start Extracted information

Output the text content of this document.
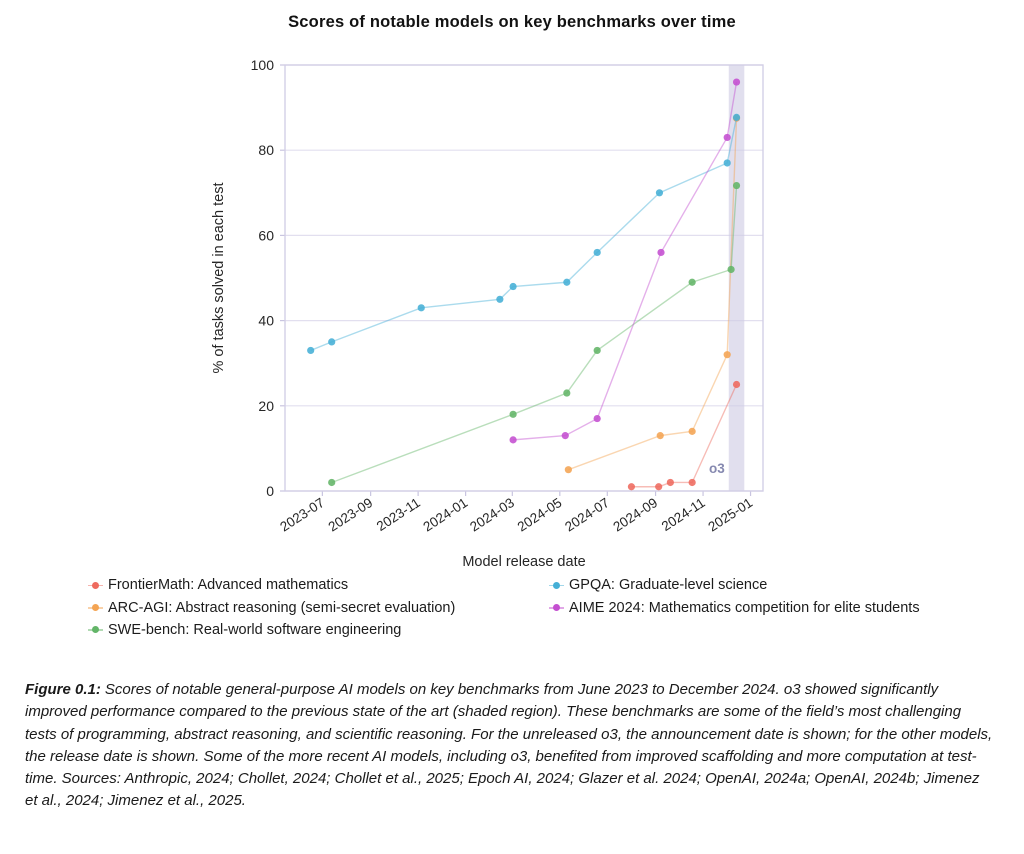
Scores of notable models on key benchmarks over time
0
20
40
60
80
100
2023-07
2023-09
2023-11
2024-01
2024-03
2024-05
2024-07
2024-09
2024-11
2025-01
o3
% of tasks solved in each test
Model release date
FrontierMath: Advanced mathematics
ARC-AGI: Abstract reasoning (semi-secret evaluation)
SWE-bench: Real-world software engineering
GPQA: Graduate-level science
AIME 2024: Mathematics competition for elite students
Figure 0.1: Scores of notable general-purpose AI models on key benchmarks from June 2023 to December 2024. o3 showed significantly improved performance compared to the previous state of the art (shaded region). These benchmarks are some of the field’s most challenging tests of programming, abstract reasoning, and scientific reasoning. For the unreleased o3, the announcement date is shown; for the other models, the release date is shown. Some of the more recent AI models, including o3, benefited from improved scaffolding and more computation at test-time. Sources: Anthropic, 2024; Chollet, 2024; Chollet et al., 2025; Epoch AI, 2024; Glazer et al. 2024; OpenAI, 2024a; OpenAI, 2024b; Jimenez et al., 2024; Jimenez et al., 2025.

end Extracted information

Without including any pictures, output all the entries above exactly.

> **Output**
Output the text content of this document.
Scores of notable models on key benchmarks over time
0
20
40
60
80
100
2023-07
2023-09
2023-11
2024-01
2024-03
2024-05
2024-07
2024-09
2024-11
2025-01
o3
% of tasks solved in each test
Model release date
FrontierMath: Advanced mathematics
ARC-AGI: Abstract reasoning (semi-secret evaluation)
SWE-bench: Real-world software engineering
GPQA: Graduate-level science
AIME 2024: Mathematics competition for elite students
Figure 0.1: Scores of notable general-purpose AI models on key benchmarks from June 2023 to December 2024. o3 showed significantly improved performance compared to the previous state of the art (shaded region). These benchmarks are some of the field’s most challenging tests of programming, abstract reasoning, and scientific reasoning. For the unreleased o3, the announcement date is shown; for the other models, the release date is shown. Some of the more recent AI models, including o3, benefited from improved scaffolding and more computation at test-time. Sources: Anthropic, 2024; Chollet, 2024; Chollet et al., 2025; Epoch AI, 2024; Glazer et al. 2024; OpenAI, 2024a; OpenAI, 2024b; Jimenez et al., 2024; Jimenez et al., 2025.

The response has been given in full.